PROBLEM STATEMENT - Gather every line in the records below that contains the word "named".

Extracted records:
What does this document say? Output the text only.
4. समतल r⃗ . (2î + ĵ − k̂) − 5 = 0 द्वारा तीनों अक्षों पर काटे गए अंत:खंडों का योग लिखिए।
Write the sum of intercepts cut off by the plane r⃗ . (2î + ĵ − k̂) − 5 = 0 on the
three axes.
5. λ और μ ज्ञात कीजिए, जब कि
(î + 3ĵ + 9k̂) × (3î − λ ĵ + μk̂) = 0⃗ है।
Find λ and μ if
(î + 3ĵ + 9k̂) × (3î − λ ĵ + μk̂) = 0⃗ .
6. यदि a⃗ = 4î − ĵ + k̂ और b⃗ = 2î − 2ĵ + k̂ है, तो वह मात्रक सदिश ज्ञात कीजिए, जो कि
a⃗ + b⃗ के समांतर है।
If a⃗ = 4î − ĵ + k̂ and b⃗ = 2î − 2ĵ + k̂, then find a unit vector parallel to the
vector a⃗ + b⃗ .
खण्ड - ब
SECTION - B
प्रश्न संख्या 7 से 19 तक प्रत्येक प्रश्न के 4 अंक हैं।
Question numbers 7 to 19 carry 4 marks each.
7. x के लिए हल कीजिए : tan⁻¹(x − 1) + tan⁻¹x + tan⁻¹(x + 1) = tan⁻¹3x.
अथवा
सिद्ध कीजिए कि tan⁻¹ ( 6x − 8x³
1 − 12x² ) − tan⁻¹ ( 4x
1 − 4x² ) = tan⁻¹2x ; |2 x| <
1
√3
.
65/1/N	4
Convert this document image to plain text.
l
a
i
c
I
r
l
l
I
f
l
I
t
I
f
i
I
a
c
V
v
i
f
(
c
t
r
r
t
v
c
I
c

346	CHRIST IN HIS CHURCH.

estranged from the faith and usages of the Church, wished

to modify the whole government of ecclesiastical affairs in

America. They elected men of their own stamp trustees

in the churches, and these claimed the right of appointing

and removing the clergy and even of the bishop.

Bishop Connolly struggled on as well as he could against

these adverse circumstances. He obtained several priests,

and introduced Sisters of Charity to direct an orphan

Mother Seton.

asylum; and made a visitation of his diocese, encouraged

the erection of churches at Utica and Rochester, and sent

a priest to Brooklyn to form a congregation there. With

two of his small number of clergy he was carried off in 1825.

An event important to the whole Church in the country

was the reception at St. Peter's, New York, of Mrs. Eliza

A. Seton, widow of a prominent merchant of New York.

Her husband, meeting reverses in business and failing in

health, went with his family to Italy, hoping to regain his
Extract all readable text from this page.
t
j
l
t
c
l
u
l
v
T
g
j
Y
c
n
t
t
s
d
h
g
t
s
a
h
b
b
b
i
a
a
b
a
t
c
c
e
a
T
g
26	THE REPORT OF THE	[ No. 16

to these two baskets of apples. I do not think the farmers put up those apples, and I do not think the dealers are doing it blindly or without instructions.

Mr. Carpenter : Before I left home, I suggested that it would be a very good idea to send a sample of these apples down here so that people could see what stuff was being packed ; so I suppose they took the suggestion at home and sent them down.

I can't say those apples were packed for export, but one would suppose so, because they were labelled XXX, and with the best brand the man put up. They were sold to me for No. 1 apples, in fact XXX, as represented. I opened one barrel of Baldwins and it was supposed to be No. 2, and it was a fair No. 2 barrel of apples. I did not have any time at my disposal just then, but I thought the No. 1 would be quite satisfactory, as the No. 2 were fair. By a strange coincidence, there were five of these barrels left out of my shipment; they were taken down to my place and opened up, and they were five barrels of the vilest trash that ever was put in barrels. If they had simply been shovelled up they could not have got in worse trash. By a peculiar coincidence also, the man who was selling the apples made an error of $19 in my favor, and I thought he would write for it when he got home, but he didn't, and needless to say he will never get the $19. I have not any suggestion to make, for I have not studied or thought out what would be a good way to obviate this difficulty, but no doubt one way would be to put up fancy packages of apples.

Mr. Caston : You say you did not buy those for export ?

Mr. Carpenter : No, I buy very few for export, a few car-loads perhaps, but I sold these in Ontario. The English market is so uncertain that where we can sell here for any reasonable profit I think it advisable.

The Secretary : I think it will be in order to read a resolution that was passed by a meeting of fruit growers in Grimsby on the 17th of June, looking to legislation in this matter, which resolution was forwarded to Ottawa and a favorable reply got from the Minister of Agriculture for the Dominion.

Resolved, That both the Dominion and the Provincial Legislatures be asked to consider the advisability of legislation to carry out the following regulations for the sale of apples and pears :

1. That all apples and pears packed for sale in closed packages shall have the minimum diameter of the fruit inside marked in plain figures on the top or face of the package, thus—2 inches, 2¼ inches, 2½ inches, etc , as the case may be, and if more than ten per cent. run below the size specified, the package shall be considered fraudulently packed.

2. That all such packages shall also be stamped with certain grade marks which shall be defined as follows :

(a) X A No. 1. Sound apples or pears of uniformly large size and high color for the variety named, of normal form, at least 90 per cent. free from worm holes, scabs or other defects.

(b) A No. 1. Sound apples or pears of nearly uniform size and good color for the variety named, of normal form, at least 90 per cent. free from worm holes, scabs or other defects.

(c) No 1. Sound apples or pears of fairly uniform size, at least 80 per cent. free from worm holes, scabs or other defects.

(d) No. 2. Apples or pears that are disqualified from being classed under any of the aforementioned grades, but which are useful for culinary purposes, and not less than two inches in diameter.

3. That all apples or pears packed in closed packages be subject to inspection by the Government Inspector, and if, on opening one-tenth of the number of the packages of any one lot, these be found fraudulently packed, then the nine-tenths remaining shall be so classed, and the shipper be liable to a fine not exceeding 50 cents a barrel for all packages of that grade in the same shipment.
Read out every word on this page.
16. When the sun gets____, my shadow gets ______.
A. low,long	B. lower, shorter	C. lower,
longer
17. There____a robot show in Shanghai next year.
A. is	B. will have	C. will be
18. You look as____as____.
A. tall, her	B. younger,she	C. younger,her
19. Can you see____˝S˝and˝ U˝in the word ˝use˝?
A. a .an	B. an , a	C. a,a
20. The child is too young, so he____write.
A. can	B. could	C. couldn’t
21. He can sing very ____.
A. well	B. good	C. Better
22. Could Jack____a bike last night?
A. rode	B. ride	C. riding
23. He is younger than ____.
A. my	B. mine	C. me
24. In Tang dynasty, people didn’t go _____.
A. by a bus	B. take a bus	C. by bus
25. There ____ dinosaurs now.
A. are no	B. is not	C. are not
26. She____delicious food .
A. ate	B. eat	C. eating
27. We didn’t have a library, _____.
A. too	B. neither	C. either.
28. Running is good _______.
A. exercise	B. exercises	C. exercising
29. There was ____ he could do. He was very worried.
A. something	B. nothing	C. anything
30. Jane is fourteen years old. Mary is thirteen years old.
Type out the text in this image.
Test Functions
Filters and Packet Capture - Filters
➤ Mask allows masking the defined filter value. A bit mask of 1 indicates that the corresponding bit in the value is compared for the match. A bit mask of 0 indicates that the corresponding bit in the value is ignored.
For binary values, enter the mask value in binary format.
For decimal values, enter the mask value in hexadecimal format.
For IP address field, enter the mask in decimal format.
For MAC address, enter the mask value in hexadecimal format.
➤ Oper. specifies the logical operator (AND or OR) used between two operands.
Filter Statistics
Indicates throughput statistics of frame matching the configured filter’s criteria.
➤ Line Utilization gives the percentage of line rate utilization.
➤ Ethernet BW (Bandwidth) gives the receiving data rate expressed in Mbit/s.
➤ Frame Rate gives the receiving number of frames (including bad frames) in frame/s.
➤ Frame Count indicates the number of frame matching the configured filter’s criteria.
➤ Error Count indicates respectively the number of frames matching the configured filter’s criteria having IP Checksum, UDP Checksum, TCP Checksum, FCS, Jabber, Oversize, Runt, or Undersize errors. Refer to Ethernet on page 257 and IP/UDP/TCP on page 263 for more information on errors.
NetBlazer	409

THE ANSWER -
(a) X A No. 1. Sound apples or pears of uniformly large size and high color for the variety named, of normal form, at least 90 per cent. free from worm holes, scabs or other defects.
(b) A No. 1. Sound apples or pears of nearly uniform size and good color for the variety named, of normal form, at least 90 per cent. free from worm holes, scabs or other defects.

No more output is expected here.